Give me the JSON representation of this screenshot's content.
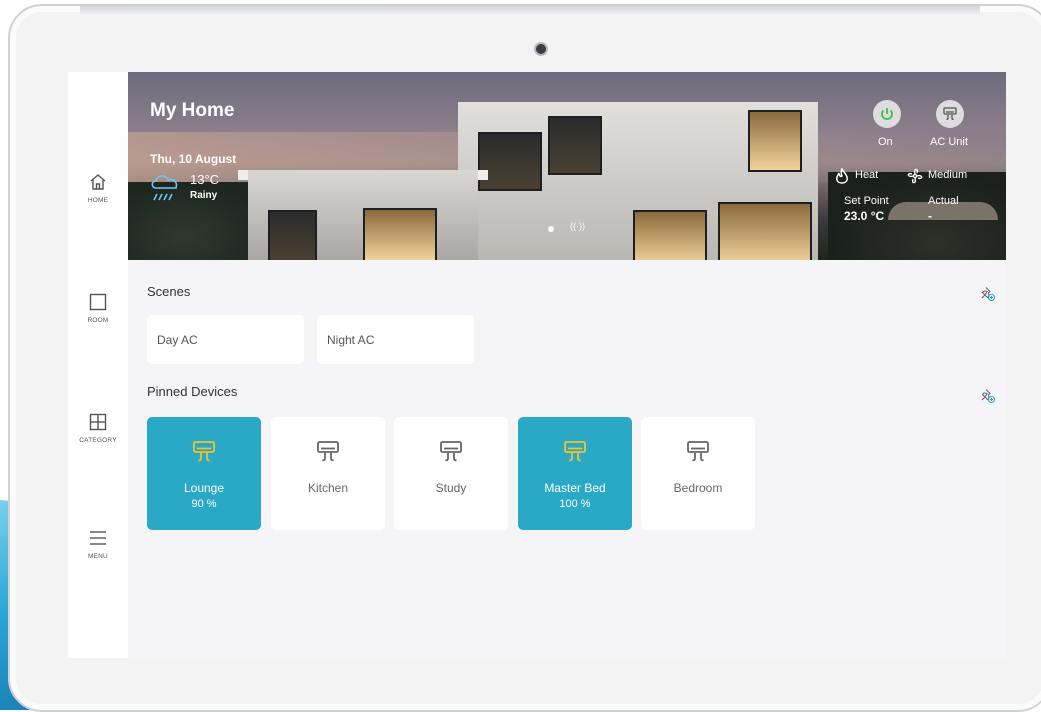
{
  "app": {
    "title": "My Home"
  },
  "nav": [
    {
      "label": "HOME",
      "icon": "home-icon"
    },
    {
      "label": "ROOM",
      "icon": "room-icon"
    },
    {
      "label": "CATEGORY",
      "icon": "category-icon"
    },
    {
      "label": "MENU",
      "icon": "menu-icon"
    }
  ],
  "hero": {
    "date": "Thu, 10 August",
    "temperature": "13°C",
    "condition": "Rainy",
    "weather_icon": "rain-cloud-icon",
    "power_label": "On",
    "unit_label": "AC Unit",
    "mode_label": "Heat",
    "fan_label": "Medium",
    "setpoint_label": "Set Point",
    "setpoint_value": "23.0 °C",
    "actual_label": "Actual",
    "actual_value": "-"
  },
  "scenes": {
    "title": "Scenes",
    "items": [
      "Day AC",
      "Night AC"
    ]
  },
  "pinned": {
    "title": "Pinned Devices",
    "items": [
      {
        "name": "Lounge",
        "value": "90 %",
        "active": true
      },
      {
        "name": "Kitchen",
        "value": "",
        "active": false
      },
      {
        "name": "Study",
        "value": "",
        "active": false
      },
      {
        "name": "Master Bed",
        "value": "100 %",
        "active": true
      },
      {
        "name": "Bedroom",
        "value": "",
        "active": false
      }
    ]
  },
  "colors": {
    "accent": "#2aa9c7",
    "active_icon": "#f2c230",
    "power_green": "#3cc24a"
  }
}
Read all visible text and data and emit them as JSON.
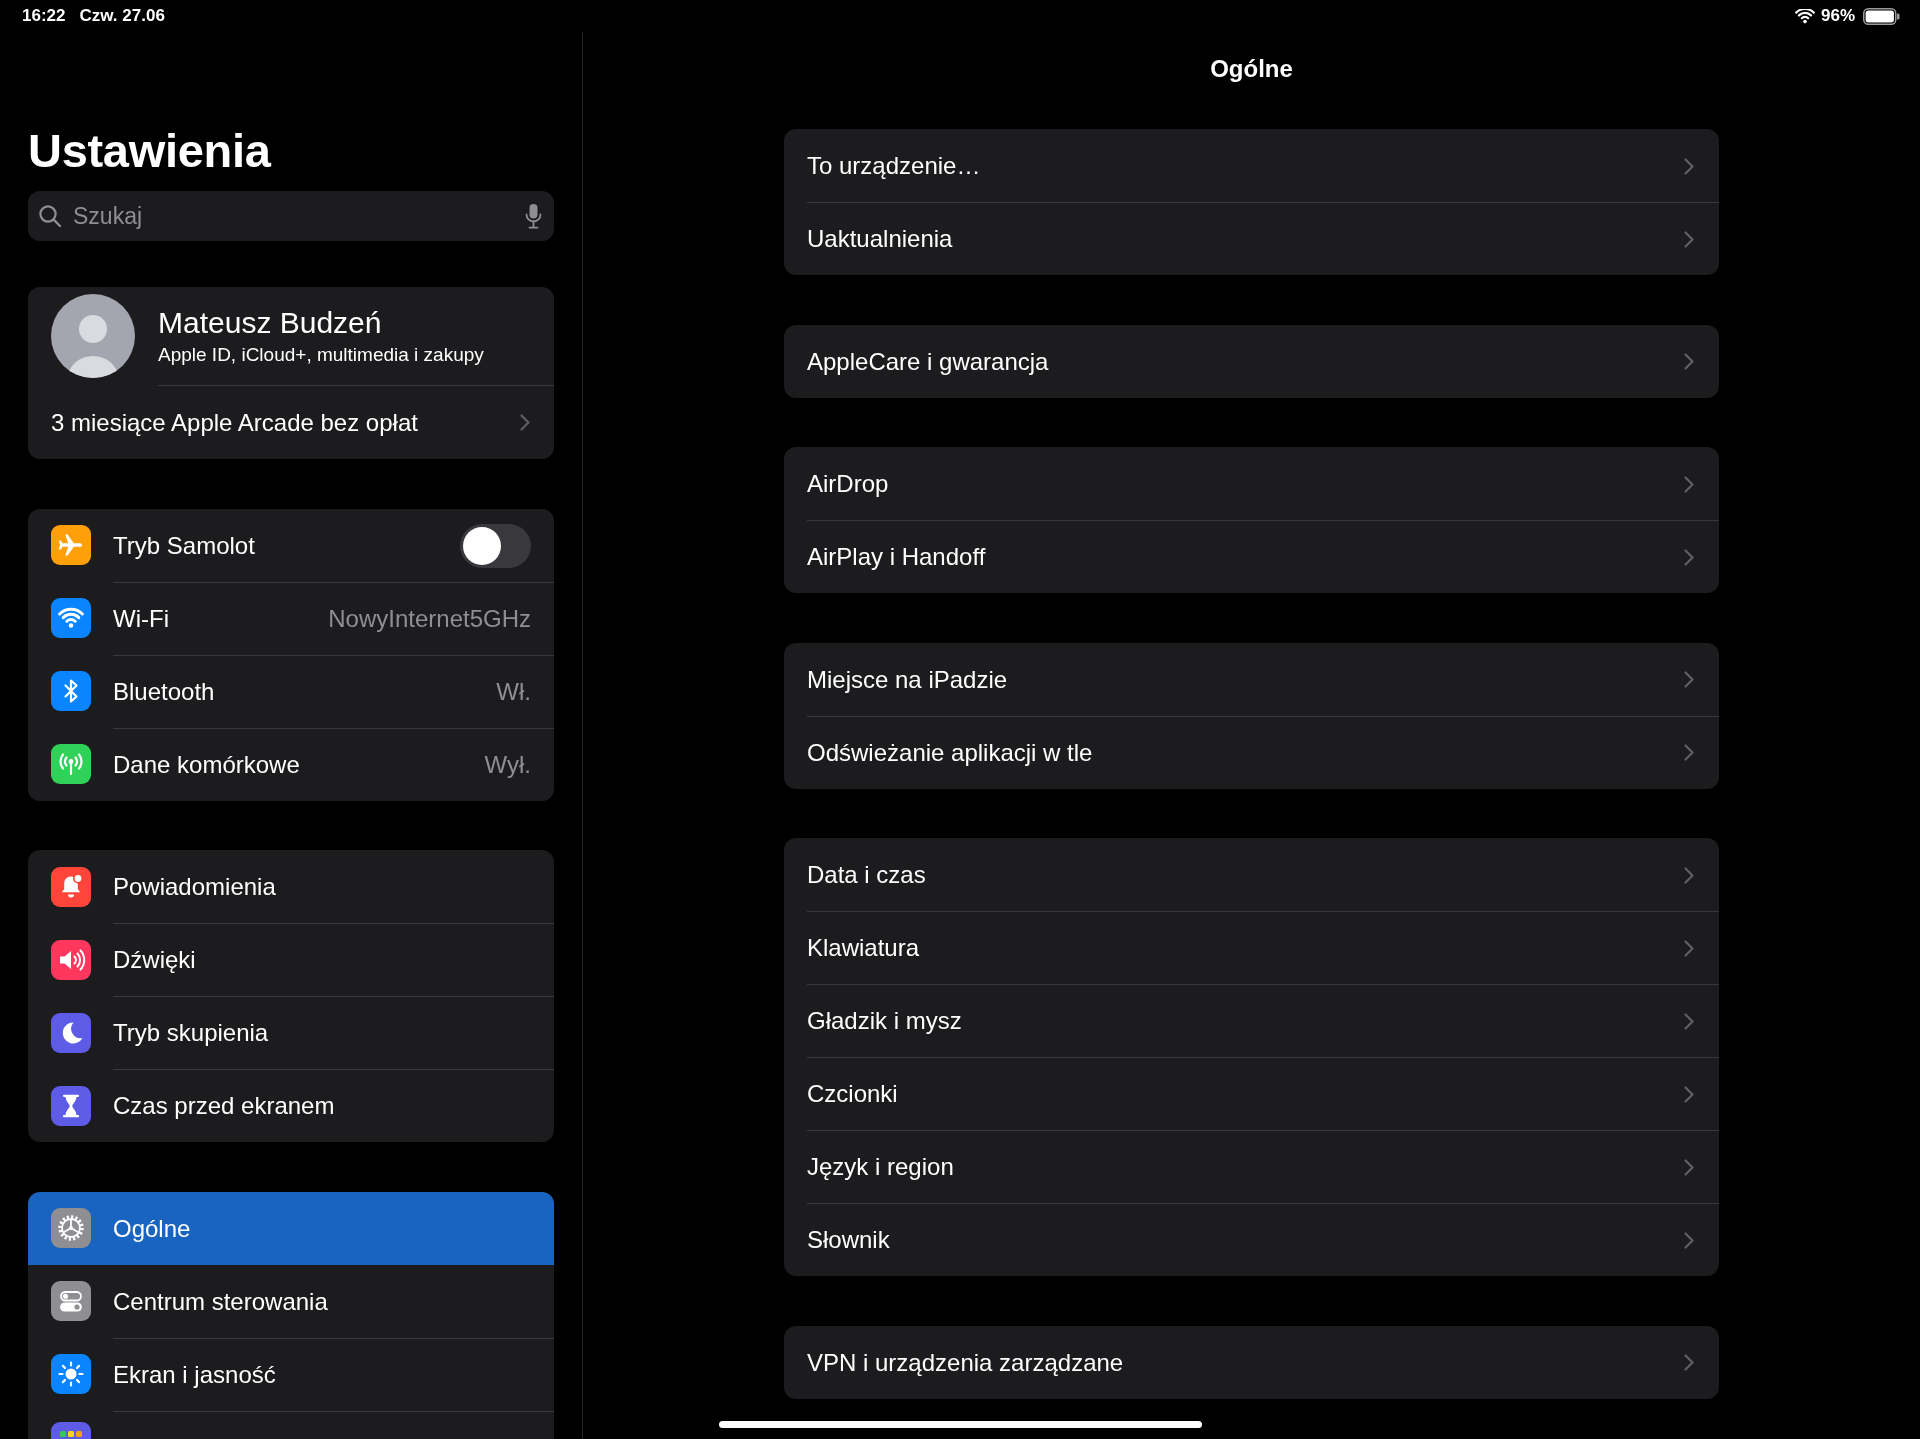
{
  "status_bar": {
    "time": "16:22",
    "date": "Czw. 27.06",
    "battery": "96%"
  },
  "sidebar": {
    "title": "Ustawienia",
    "search": {
      "placeholder": "Szukaj"
    },
    "account": {
      "name": "Mateusz Budzeń",
      "subtitle": "Apple ID, iCloud+, multimedia i zakupy",
      "offer": "3 miesiące Apple Arcade bez opłat"
    },
    "groups": [
      {
        "items": [
          {
            "label": "Tryb Samolot",
            "kind": "toggle",
            "on": false,
            "selected": false,
            "color": "#ff9f0a"
          },
          {
            "label": "Wi-Fi",
            "kind": "value",
            "value": "NowyInternet5GHz",
            "selected": false,
            "color": "#0a84ff"
          },
          {
            "label": "Bluetooth",
            "kind": "value",
            "value": "Wł.",
            "selected": false,
            "color": "#0a84ff"
          },
          {
            "label": "Dane komórkowe",
            "kind": "value",
            "value": "Wył.",
            "selected": false,
            "color": "#30d158"
          }
        ]
      },
      {
        "items": [
          {
            "label": "Powiadomienia",
            "kind": "link",
            "selected": false,
            "color": "#ff453a"
          },
          {
            "label": "Dźwięki",
            "kind": "link",
            "selected": false,
            "color": "#ff375f"
          },
          {
            "label": "Tryb skupienia",
            "kind": "link",
            "selected": false,
            "color": "#5e5ce6"
          },
          {
            "label": "Czas przed ekranem",
            "kind": "link",
            "selected": false,
            "color": "#5e5ce6"
          }
        ]
      },
      {
        "items": [
          {
            "label": "Ogólne",
            "kind": "link",
            "selected": true,
            "color": "#8e8e93"
          },
          {
            "label": "Centrum sterowania",
            "kind": "link",
            "selected": false,
            "color": "#8e8e93"
          },
          {
            "label": "Ekran i jasność",
            "kind": "link",
            "selected": false,
            "color": "#0a84ff"
          },
          {
            "kind": "link",
            "selected": false,
            "color": "#5e5ce6"
          }
        ]
      }
    ]
  },
  "detail": {
    "title": "Ogólne",
    "groups": [
      {
        "items": [
          {
            "label": "To urządzenie…"
          },
          {
            "label": "Uaktualnienia"
          }
        ]
      },
      {
        "items": [
          {
            "label": "AppleCare i gwarancja"
          }
        ]
      },
      {
        "items": [
          {
            "label": "AirDrop"
          },
          {
            "label": "AirPlay i Handoff"
          }
        ]
      },
      {
        "items": [
          {
            "label": "Miejsce na iPadzie"
          },
          {
            "label": "Odświeżanie aplikacji w tle"
          }
        ]
      },
      {
        "items": [
          {
            "label": "Data i czas"
          },
          {
            "label": "Klawiatura"
          },
          {
            "label": "Gładzik i mysz"
          },
          {
            "label": "Czcionki"
          },
          {
            "label": "Język i region"
          },
          {
            "label": "Słownik"
          }
        ]
      },
      {
        "items": [
          {
            "label": "VPN i urządzenia zarządzane"
          }
        ]
      }
    ]
  }
}
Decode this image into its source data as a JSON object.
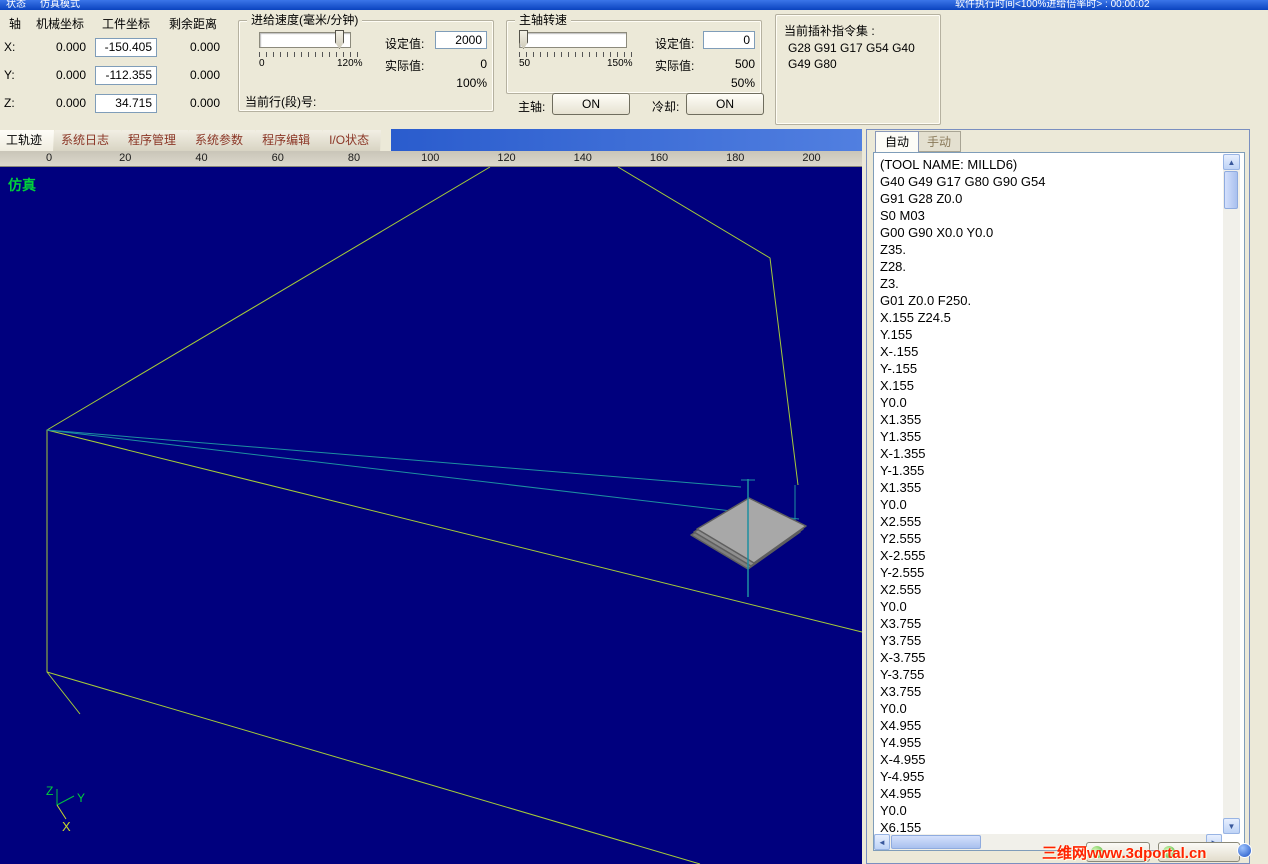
{
  "titlebar": {
    "status": "状态",
    "mode": "仿真模式",
    "exec_info": "软件执行时间<100%进给倍率时> : 00:00:02"
  },
  "coords": {
    "headers": [
      "轴",
      "机械坐标",
      "工件坐标",
      "剩余距离"
    ],
    "rows": [
      {
        "axis": "X:",
        "machine": "0.000",
        "work": "-150.405",
        "remain": "0.000"
      },
      {
        "axis": "Y:",
        "machine": "0.000",
        "work": "-112.355",
        "remain": "0.000"
      },
      {
        "axis": "Z:",
        "machine": "0.000",
        "work": "34.715",
        "remain": "0.000"
      }
    ]
  },
  "feed": {
    "title": "进给速度(毫米/分钟)",
    "slider_min": "0",
    "slider_max": "120%",
    "set_label": "设定值:",
    "set_value": "2000",
    "actual_label": "实际值:",
    "actual_value": "0",
    "percent": "100%",
    "current_line_label": "当前行(段)号:"
  },
  "spindle": {
    "title": "主轴转速",
    "slider_min": "50",
    "slider_max": "150%",
    "set_label": "设定值:",
    "set_value": "0",
    "actual_label": "实际值:",
    "actual_value": "500",
    "percent": "50%",
    "spindle_label": "主轴:",
    "spindle_btn": "ON",
    "coolant_label": "冷却:",
    "coolant_btn": "ON"
  },
  "gcode_panel": {
    "title": "当前插补指令集 :",
    "lines": [
      "G28 G91 G17 G54 G40",
      "G49 G80"
    ]
  },
  "main_tabs": {
    "items": [
      "工轨迹",
      "系统日志",
      "程序管理",
      "系统参数",
      "程序编辑",
      "I/O状态"
    ],
    "active": "工轨迹"
  },
  "viewport": {
    "mode_label": "仿真",
    "ruler_values": [
      0,
      20,
      40,
      60,
      80,
      100,
      120,
      140,
      160,
      180,
      200
    ],
    "axis_labels": {
      "x": "X",
      "y": "Y",
      "z": "Z"
    },
    "colors": {
      "background": "#00007e",
      "wireframe": "#a6cc38",
      "toolpath": "#1d8fa0",
      "part_fill": "#a8a8a8",
      "label_green": "#00d03a"
    }
  },
  "right_panel": {
    "tabs": [
      "自动",
      "手动"
    ],
    "active_tab": "自动",
    "gcode_lines": [
      "(TOOL NAME: MILLD6)",
      "G40 G49 G17 G80 G90 G54",
      "G91 G28 Z0.0",
      "S0 M03",
      "G00 G90 X0.0 Y0.0",
      "Z35.",
      "Z28.",
      "Z3.",
      "G01 Z0.0 F250.",
      "X.155 Z24.5",
      "Y.155",
      "X-.155",
      "Y-.155",
      "X.155",
      "Y0.0",
      "X1.355",
      "Y1.355",
      "X-1.355",
      "Y-1.355",
      "X1.355",
      "Y0.0",
      "X2.555",
      "Y2.555",
      "X-2.555",
      "Y-2.555",
      "X2.555",
      "Y0.0",
      "X3.755",
      "Y3.755",
      "X-3.755",
      "Y-3.755",
      "X3.755",
      "Y0.0",
      "X4.955",
      "Y4.955",
      "X-4.955",
      "Y-4.955",
      "X4.955",
      "Y0.0",
      "X6.155"
    ],
    "watermark": "三维网www.3dportal.cn"
  }
}
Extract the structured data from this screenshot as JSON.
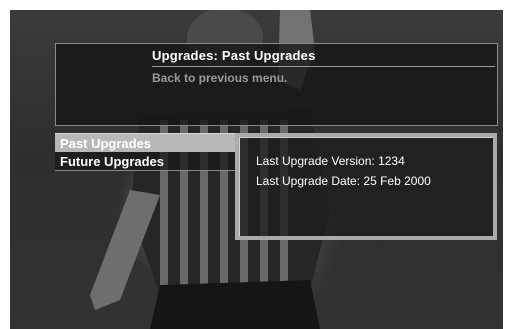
{
  "header": {
    "title": "Upgrades: Past Upgrades",
    "back_label": "Back to previous menu."
  },
  "menu": {
    "items": [
      {
        "label": "Past Upgrades",
        "selected": true
      },
      {
        "label": "Future Upgrades",
        "selected": false
      }
    ]
  },
  "info": {
    "version_line": "Last Upgrade Version: 1234",
    "date_line": "Last Upgrade Date: 25 Feb 2000"
  },
  "colors": {
    "selected_item": "#b8b8b8",
    "panel_border": "#aaaaaa",
    "dim_text": "#9a9a9a"
  }
}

+++

» **WHAT IS BEING ASKED**
Where a line holds "this", copy it out.

» **OUTPUT**
Give me the JSON representation of this screenshot's content.
Decode this image into its source data as a JSON object.
Extract the structured data from this screenshot as JSON.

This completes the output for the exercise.